Repeat the lines that follow, leaving nothing out.

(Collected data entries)

___

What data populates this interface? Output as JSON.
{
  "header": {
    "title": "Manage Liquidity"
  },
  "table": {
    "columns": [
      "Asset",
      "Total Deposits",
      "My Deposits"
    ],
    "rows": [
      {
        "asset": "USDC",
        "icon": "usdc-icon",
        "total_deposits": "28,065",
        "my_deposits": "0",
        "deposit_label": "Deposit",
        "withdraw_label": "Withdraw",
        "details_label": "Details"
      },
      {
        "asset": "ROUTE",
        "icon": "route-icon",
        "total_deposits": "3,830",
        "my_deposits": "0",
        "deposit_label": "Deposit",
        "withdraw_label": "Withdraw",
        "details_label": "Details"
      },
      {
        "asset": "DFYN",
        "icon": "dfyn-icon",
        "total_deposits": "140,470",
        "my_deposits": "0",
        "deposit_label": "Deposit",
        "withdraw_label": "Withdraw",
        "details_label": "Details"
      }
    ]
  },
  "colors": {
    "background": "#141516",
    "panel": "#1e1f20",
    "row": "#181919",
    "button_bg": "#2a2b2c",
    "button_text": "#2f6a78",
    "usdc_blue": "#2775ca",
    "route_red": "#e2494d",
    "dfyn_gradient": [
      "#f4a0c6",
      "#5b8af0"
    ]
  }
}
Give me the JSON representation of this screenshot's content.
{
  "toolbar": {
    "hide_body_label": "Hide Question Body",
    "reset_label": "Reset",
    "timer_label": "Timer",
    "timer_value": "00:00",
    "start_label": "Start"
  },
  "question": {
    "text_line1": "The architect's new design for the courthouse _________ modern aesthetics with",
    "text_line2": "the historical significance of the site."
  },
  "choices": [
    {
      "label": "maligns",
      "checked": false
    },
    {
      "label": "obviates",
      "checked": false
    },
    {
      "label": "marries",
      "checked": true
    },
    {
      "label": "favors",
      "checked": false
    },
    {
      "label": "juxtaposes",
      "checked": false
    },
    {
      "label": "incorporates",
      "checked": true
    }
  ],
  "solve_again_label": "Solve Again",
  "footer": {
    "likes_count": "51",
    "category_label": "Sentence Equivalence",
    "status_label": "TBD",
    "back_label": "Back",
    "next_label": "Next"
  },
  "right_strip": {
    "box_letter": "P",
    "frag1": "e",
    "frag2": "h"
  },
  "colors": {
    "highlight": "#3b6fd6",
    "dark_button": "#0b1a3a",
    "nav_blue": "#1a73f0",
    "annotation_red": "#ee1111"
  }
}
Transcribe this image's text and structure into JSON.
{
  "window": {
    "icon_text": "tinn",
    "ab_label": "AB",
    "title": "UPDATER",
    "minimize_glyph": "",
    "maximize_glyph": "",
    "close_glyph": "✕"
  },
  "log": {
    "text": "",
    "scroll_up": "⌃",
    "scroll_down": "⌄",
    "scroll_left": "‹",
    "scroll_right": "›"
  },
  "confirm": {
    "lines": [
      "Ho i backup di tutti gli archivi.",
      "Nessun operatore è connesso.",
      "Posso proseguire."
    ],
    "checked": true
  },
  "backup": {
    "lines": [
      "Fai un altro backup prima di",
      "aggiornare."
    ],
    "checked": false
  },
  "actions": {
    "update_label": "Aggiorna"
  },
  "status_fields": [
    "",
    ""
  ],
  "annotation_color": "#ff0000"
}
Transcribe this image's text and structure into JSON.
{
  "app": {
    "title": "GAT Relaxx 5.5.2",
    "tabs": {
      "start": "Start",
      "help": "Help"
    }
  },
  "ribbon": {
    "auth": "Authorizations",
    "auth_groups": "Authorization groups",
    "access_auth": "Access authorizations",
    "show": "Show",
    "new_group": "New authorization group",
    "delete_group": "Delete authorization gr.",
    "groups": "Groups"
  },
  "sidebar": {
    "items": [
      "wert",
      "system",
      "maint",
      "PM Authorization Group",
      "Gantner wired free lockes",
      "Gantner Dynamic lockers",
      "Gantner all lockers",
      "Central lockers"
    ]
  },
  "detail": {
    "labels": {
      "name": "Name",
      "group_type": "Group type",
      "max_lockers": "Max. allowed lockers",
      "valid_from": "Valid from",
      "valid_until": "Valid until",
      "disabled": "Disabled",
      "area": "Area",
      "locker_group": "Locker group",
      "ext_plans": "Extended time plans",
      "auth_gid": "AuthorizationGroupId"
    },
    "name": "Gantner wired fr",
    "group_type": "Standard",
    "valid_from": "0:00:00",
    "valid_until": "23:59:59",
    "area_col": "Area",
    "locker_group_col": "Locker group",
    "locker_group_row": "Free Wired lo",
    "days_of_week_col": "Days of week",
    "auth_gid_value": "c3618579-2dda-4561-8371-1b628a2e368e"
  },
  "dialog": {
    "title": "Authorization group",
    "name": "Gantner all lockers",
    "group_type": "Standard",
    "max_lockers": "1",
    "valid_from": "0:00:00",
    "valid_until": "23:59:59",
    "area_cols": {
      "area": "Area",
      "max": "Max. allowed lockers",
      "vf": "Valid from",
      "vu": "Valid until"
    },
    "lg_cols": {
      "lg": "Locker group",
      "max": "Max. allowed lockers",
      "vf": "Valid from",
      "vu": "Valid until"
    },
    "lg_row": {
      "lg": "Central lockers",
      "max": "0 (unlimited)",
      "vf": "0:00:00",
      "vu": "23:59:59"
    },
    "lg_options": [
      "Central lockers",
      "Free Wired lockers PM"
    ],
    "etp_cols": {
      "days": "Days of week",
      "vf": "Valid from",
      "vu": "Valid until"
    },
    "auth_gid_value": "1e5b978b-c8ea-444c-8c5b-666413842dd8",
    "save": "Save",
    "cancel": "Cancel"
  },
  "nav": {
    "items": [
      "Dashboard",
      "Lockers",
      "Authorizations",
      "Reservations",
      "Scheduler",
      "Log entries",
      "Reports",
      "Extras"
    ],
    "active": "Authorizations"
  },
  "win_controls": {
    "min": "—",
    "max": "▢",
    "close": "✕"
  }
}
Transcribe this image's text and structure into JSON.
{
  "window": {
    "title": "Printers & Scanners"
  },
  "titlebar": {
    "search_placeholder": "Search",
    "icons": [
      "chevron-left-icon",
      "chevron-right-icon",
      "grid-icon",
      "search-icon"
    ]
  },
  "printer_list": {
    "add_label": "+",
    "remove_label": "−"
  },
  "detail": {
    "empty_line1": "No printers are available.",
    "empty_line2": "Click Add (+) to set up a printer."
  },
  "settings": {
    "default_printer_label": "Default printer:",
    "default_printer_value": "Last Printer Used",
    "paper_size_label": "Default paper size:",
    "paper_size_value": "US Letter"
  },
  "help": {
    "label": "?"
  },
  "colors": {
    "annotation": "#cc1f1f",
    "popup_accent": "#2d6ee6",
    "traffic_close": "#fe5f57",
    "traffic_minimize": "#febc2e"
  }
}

___

### Complete answer
What data populates this interface? Output as JSON.
{
  "header": {
    "title": "Manage Liquidity"
  },
  "table": {
    "columns": [
      "Asset",
      "Total Deposits",
      "My Deposits"
    ],
    "rows": [
      {
        "asset": "USDC",
        "icon": "usdc-icon",
        "total_deposits": "28,065",
        "my_deposits": "0",
        "deposit_label": "Deposit",
        "withdraw_label": "Withdraw",
        "details_label": "Details"
      },
      {
        "asset": "ROUTE",
        "icon": "route-icon",
        "total_deposits": "3,830",
        "my_deposits": "0",
        "deposit_label": "Deposit",
        "withdraw_label": "Withdraw",
        "details_label": "Details"
      },
      {
        "asset": "DFYN",
        "icon": "dfyn-icon",
        "total_deposits": "140,470",
        "my_deposits": "0",
        "deposit_label": "Deposit",
        "withdraw_label": "Withdraw",
        "details_label": "Details"
      }
    ]
  },
  "colors": {
    "background": "#141516",
    "panel": "#1e1f20",
    "row": "#181919",
    "button_bg": "#2a2b2c",
    "button_text": "#2f6a78",
    "usdc_blue": "#2775ca",
    "route_red": "#e2494d",
    "dfyn_gradient": [
      "#f4a0c6",
      "#5b8af0"
    ]
  }
}
Give me the JSON representation of this screenshot's content.
{
  "toolbar": {
    "hide_body_label": "Hide Question Body",
    "reset_label": "Reset",
    "timer_label": "Timer",
    "timer_value": "00:00",
    "start_label": "Start"
  },
  "question": {
    "text_line1": "The architect's new design for the courthouse _________ modern aesthetics with",
    "text_line2": "the historical significance of the site."
  },
  "choices": [
    {
      "label": "maligns",
      "checked": false
    },
    {
      "label": "obviates",
      "checked": false
    },
    {
      "label": "marries",
      "checked": true
    },
    {
      "label": "favors",
      "checked": false
    },
    {
      "label": "juxtaposes",
      "checked": false
    },
    {
      "label": "incorporates",
      "checked": true
    }
  ],
  "solve_again_label": "Solve Again",
  "footer": {
    "likes_count": "51",
    "category_label": "Sentence Equivalence",
    "status_label": "TBD",
    "back_label": "Back",
    "next_label": "Next"
  },
  "right_strip": {
    "box_letter": "P",
    "frag1": "e",
    "frag2": "h"
  },
  "colors": {
    "highlight": "#3b6fd6",
    "dark_button": "#0b1a3a",
    "nav_blue": "#1a73f0",
    "annotation_red": "#ee1111"
  }
}
Transcribe this image's text and structure into JSON.
{
  "window": {
    "icon_text": "tinn",
    "ab_label": "AB",
    "title": "UPDATER",
    "minimize_glyph": "",
    "maximize_glyph": "",
    "close_glyph": "✕"
  },
  "log": {
    "text": "",
    "scroll_up": "⌃",
    "scroll_down": "⌄",
    "scroll_left": "‹",
    "scroll_right": "›"
  },
  "confirm": {
    "lines": [
      "Ho i backup di tutti gli archivi.",
      "Nessun operatore è connesso.",
      "Posso proseguire."
    ],
    "checked": true
  },
  "backup": {
    "lines": [
      "Fai un altro backup prima di",
      "aggiornare."
    ],
    "checked": false
  },
  "actions": {
    "update_label": "Aggiorna"
  },
  "status_fields": [
    "",
    ""
  ],
  "annotation_color": "#ff0000"
}
Transcribe this image's text and structure into JSON.
{
  "app": {
    "title": "GAT Relaxx 5.5.2",
    "tabs": {
      "start": "Start",
      "help": "Help"
    }
  },
  "ribbon": {
    "auth": "Authorizations",
    "auth_groups": "Authorization groups",
    "access_auth": "Access authorizations",
    "show": "Show",
    "new_group": "New authorization group",
    "delete_group": "Delete authorization gr.",
    "groups": "Groups"
  },
  "sidebar": {
    "items": [
      "wert",
      "system",
      "maint",
      "PM Authorization Group",
      "Gantner wired free lockes",
      "Gantner Dynamic lockers",
      "Gantner all lockers",
      "Central lockers"
    ]
  },
  "detail": {
    "labels": {
      "name": "Name",
      "group_type": "Group type",
      "max_lockers": "Max. allowed lockers",
      "valid_from": "Valid from",
      "valid_until": "Valid until",
      "disabled": "Disabled",
      "area": "Area",
      "locker_group": "Locker group",
      "ext_plans": "Extended time plans",
      "auth_gid": "AuthorizationGroupId"
    },
    "name": "Gantner wired fr",
    "group_type": "Standard",
    "valid_from": "0:00:00",
    "valid_until": "23:59:59",
    "area_col": "Area",
    "locker_group_col": "Locker group",
    "locker_group_row": "Free Wired lo",
    "days_of_week_col": "Days of week",
    "auth_gid_value": "c3618579-2dda-4561-8371-1b628a2e368e"
  },
  "dialog": {
    "title": "Authorization group",
    "name": "Gantner all lockers",
    "group_type": "Standard",
    "max_lockers": "1",
    "valid_from": "0:00:00",
    "valid_until": "23:59:59",
    "area_cols": {
      "area": "Area",
      "max": "Max. allowed lockers",
      "vf": "Valid from",
      "vu": "Valid until"
    },
    "lg_cols": {
      "lg": "Locker group",
      "max": "Max. allowed lockers",
      "vf": "Valid from",
      "vu": "Valid until"
    },
    "lg_row": {
      "lg": "Central lockers",
      "max": "0 (unlimited)",
      "vf": "0:00:00",
      "vu": "23:59:59"
    },
    "lg_options": [
      "Central lockers",
      "Free Wired lockers PM"
    ],
    "etp_cols": {
      "days": "Days of week",
      "vf": "Valid from",
      "vu": "Valid until"
    },
    "auth_gid_value": "1e5b978b-c8ea-444c-8c5b-666413842dd8",
    "save": "Save",
    "cancel": "Cancel"
  },
  "nav": {
    "items": [
      "Dashboard",
      "Lockers",
      "Authorizations",
      "Reservations",
      "Scheduler",
      "Log entries",
      "Reports",
      "Extras"
    ],
    "active": "Authorizations"
  },
  "win_controls": {
    "min": "—",
    "max": "▢",
    "close": "✕"
  }
}
Transcribe this image's text and structure into JSON.
{
  "window": {
    "title": "Printers & Scanners"
  },
  "titlebar": {
    "search_placeholder": "Search",
    "icons": [
      "chevron-left-icon",
      "chevron-right-icon",
      "grid-icon",
      "search-icon"
    ]
  },
  "printer_list": {
    "add_label": "+",
    "remove_label": "−"
  },
  "detail": {
    "empty_line1": "No printers are available.",
    "empty_line2": "Click Add (+) to set up a printer."
  },
  "settings": {
    "default_printer_label": "Default printer:",
    "default_printer_value": "Last Printer Used",
    "paper_size_label": "Default paper size:",
    "paper_size_value": "US Letter"
  },
  "help": {
    "label": "?"
  },
  "colors": {
    "annotation": "#cc1f1f",
    "popup_accent": "#2d6ee6",
    "traffic_close": "#fe5f57",
    "traffic_minimize": "#febc2e"
  }
}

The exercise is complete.